Convert every line of the material below into a Markdown table with two columns, No. and Text. Number each line in No., put the line itself in Text, and skip any blank lines.

[begin Records shown]

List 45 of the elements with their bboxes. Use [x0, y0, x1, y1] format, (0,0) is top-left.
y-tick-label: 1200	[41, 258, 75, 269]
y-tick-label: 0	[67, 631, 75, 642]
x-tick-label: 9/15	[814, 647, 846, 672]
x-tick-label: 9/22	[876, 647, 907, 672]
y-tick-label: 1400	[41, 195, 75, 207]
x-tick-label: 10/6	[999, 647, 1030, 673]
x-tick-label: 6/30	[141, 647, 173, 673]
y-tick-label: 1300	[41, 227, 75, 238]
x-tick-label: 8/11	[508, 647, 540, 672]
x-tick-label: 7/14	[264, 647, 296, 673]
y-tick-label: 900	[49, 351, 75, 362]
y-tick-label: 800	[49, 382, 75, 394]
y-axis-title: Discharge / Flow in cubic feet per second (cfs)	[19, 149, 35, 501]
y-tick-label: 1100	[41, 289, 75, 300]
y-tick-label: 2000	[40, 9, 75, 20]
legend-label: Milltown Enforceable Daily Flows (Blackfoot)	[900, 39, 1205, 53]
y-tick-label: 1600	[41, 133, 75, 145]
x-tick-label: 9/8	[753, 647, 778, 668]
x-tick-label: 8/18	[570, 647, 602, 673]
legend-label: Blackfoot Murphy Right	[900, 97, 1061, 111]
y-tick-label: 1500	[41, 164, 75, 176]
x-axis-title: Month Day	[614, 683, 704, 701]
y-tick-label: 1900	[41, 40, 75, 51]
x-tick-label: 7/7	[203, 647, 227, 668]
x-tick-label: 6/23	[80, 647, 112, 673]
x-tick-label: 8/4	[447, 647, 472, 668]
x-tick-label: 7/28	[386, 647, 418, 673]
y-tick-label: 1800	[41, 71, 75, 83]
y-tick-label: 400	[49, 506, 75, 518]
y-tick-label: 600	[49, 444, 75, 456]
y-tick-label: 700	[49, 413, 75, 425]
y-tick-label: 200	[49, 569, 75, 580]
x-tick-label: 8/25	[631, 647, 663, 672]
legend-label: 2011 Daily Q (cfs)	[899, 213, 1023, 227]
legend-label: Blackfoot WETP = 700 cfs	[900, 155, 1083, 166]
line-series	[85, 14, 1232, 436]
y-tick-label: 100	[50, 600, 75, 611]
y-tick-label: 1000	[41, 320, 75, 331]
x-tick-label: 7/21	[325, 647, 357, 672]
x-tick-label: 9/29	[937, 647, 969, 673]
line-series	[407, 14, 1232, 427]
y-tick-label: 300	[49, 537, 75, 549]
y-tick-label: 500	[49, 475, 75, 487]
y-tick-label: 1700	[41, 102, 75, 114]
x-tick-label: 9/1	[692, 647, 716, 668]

[end Records shown]

(Task answer)
| No. | Text |
|---|---|
| 1 | List 45 of the elements with their bboxes. Use [x0, y0, x1, y1] format, (0,0) is top-left. |
| 2 | y-tick-label: 1200	[41, 258, 75, 269] |
| 3 | y-tick-label: 0	[67, 631, 75, 642] |
| 4 | x-tick-label: 9/15	[814, 647, 846, 672] |
| 5 | x-tick-label: 9/22	[876, 647, 907, 672] |
| 6 | y-tick-label: 1400	[41, 195, 75, 207] |
| 7 | x-tick-label: 10/6	[999, 647, 1030, 673] |
| 8 | x-tick-label: 6/30	[141, 647, 173, 673] |
| 9 | y-tick-label: 1300	[41, 227, 75, 238] |
| 10 | x-tick-label: 8/11	[508, 647, 540, 672] |
| 11 | x-tick-label: 7/14	[264, 647, 296, 673] |
| 12 | y-tick-label: 900	[49, 351, 75, 362] |
| 13 | y-tick-label: 800	[49, 382, 75, 394] |
| 14 | y-axis-title: Discharge / Flow in cubic feet per second (cfs)	[19, 149, 35, 501] |
| 15 | y-tick-label: 1100	[41, 289, 75, 300] |
| 16 | y-tick-label: 2000	[40, 9, 75, 20] |
| 17 | legend-label: Milltown Enforceable Daily Flows (Blackfoot)	[900, 39, 1205, 53] |
| 18 | y-tick-label: 1600	[41, 133, 75, 145] |
| 19 | x-tick-label: 9/8	[753, 647, 778, 668] |
| 20 | x-tick-label: 8/18	[570, 647, 602, 673] |
| 21 | legend-label: Blackfoot Murphy Right	[900, 97, 1061, 111] |
| 22 | y-tick-label: 1500	[41, 164, 75, 176] |
| 23 | x-axis-title: Month Day	[614, 683, 704, 701] |
| 24 | y-tick-label: 1900	[41, 40, 75, 51] |
| 25 | x-tick-label: 7/7	[203, 647, 227, 668] |
| 26 | x-tick-label: 6/23	[80, 647, 112, 673] |
| 27 | x-tick-label: 8/4	[447, 647, 472, 668] |
| 28 | x-tick-label: 7/28	[386, 647, 418, 673] |
| 29 | y-tick-label: 1800	[41, 71, 75, 83] |
| 30 | y-tick-label: 400	[49, 506, 75, 518] |
| 31 | y-tick-label: 600	[49, 444, 75, 456] |
| 32 | y-tick-label: 700	[49, 413, 75, 425] |
| 33 | y-tick-label: 200	[49, 569, 75, 580] |
| 34 | x-tick-label: 8/25	[631, 647, 663, 672] |
| 35 | legend-label: 2011 Daily Q (cfs)	[899, 213, 1023, 227] |
| 36 | legend-label: Blackfoot WETP = 700 cfs	[900, 155, 1083, 166] |
| 37 | line-series	[85, 14, 1232, 436] |
| 38 | y-tick-label: 100	[50, 600, 75, 611] |
| 39 | y-tick-label: 1000	[41, 320, 75, 331] |
| 40 | x-tick-label: 7/21	[325, 647, 357, 672] |
| 41 | x-tick-label: 9/29	[937, 647, 969, 673] |
| 42 | line-series	[407, 14, 1232, 427] |
| 43 | y-tick-label: 300	[49, 537, 75, 549] |
| 44 | y-tick-label: 500	[49, 475, 75, 487] |
| 45 | y-tick-label: 1700	[41, 102, 75, 114] |
| 46 | x-tick-label: 9/1	[692, 647, 716, 668] |